* [Records shown]:

-- Start --

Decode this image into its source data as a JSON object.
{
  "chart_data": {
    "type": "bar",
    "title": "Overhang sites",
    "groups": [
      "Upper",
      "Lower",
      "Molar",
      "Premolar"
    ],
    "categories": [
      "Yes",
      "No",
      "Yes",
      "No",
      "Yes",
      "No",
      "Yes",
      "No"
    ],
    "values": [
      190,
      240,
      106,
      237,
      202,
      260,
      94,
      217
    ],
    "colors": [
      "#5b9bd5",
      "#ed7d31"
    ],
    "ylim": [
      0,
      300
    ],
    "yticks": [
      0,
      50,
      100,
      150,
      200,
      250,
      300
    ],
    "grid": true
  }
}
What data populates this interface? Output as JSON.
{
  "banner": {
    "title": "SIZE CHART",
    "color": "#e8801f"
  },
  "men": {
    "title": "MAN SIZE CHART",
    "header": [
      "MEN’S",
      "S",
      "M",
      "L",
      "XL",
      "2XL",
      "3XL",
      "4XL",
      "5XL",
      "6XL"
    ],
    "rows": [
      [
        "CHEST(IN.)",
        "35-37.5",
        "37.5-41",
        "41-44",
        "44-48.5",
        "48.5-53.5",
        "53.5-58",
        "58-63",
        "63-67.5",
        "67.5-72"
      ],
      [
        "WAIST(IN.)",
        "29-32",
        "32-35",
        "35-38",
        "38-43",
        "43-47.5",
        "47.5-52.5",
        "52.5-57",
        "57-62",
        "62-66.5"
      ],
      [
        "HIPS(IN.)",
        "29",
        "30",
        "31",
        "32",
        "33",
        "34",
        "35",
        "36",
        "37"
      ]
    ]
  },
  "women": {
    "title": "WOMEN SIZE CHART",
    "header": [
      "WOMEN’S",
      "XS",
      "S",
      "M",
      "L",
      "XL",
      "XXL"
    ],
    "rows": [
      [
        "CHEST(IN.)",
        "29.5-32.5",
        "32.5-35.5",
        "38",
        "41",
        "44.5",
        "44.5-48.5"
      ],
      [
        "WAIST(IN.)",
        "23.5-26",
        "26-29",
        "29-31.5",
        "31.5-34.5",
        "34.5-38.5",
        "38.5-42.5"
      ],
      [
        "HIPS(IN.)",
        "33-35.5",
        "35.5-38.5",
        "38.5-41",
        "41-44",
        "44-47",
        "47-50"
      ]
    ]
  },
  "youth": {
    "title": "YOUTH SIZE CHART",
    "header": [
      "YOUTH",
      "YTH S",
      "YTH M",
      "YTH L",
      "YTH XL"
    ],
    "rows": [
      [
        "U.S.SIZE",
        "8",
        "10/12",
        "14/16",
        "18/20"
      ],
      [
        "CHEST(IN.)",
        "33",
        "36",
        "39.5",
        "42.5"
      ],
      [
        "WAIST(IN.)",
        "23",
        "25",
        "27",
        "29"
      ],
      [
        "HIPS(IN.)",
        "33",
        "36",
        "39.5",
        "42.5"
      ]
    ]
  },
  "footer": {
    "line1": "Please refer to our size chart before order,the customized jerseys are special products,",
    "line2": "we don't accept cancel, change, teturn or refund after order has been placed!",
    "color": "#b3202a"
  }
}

-- End --

Type out all of the material again, word for word.

Decode this image into its source data as a JSON object.
{
  "chart_data": {
    "type": "bar",
    "title": "Overhang sites",
    "groups": [
      "Upper",
      "Lower",
      "Molar",
      "Premolar"
    ],
    "categories": [
      "Yes",
      "No",
      "Yes",
      "No",
      "Yes",
      "No",
      "Yes",
      "No"
    ],
    "values": [
      190,
      240,
      106,
      237,
      202,
      260,
      94,
      217
    ],
    "colors": [
      "#5b9bd5",
      "#ed7d31"
    ],
    "ylim": [
      0,
      300
    ],
    "yticks": [
      0,
      50,
      100,
      150,
      200,
      250,
      300
    ],
    "grid": true
  }
}
What data populates this interface? Output as JSON.
{
  "banner": {
    "title": "SIZE CHART",
    "color": "#e8801f"
  },
  "men": {
    "title": "MAN SIZE CHART",
    "header": [
      "MEN’S",
      "S",
      "M",
      "L",
      "XL",
      "2XL",
      "3XL",
      "4XL",
      "5XL",
      "6XL"
    ],
    "rows": [
      [
        "CHEST(IN.)",
        "35-37.5",
        "37.5-41",
        "41-44",
        "44-48.5",
        "48.5-53.5",
        "53.5-58",
        "58-63",
        "63-67.5",
        "67.5-72"
      ],
      [
        "WAIST(IN.)",
        "29-32",
        "32-35",
        "35-38",
        "38-43",
        "43-47.5",
        "47.5-52.5",
        "52.5-57",
        "57-62",
        "62-66.5"
      ],
      [
        "HIPS(IN.)",
        "29",
        "30",
        "31",
        "32",
        "33",
        "34",
        "35",
        "36",
        "37"
      ]
    ]
  },
  "women": {
    "title": "WOMEN SIZE CHART",
    "header": [
      "WOMEN’S",
      "XS",
      "S",
      "M",
      "L",
      "XL",
      "XXL"
    ],
    "rows": [
      [
        "CHEST(IN.)",
        "29.5-32.5",
        "32.5-35.5",
        "38",
        "41",
        "44.5",
        "44.5-48.5"
      ],
      [
        "WAIST(IN.)",
        "23.5-26",
        "26-29",
        "29-31.5",
        "31.5-34.5",
        "34.5-38.5",
        "38.5-42.5"
      ],
      [
        "HIPS(IN.)",
        "33-35.5",
        "35.5-38.5",
        "38.5-41",
        "41-44",
        "44-47",
        "47-50"
      ]
    ]
  },
  "youth": {
    "title": "YOUTH SIZE CHART",
    "header": [
      "YOUTH",
      "YTH S",
      "YTH M",
      "YTH L",
      "YTH XL"
    ],
    "rows": [
      [
        "U.S.SIZE",
        "8",
        "10/12",
        "14/16",
        "18/20"
      ],
      [
        "CHEST(IN.)",
        "33",
        "36",
        "39.5",
        "42.5"
      ],
      [
        "WAIST(IN.)",
        "23",
        "25",
        "27",
        "29"
      ],
      [
        "HIPS(IN.)",
        "33",
        "36",
        "39.5",
        "42.5"
      ]
    ]
  },
  "footer": {
    "line1": "Please refer to our size chart before order,the customized jerseys are special products,",
    "line2": "we don't accept cancel, change, teturn or refund after order has been placed!",
    "color": "#b3202a"
  }
}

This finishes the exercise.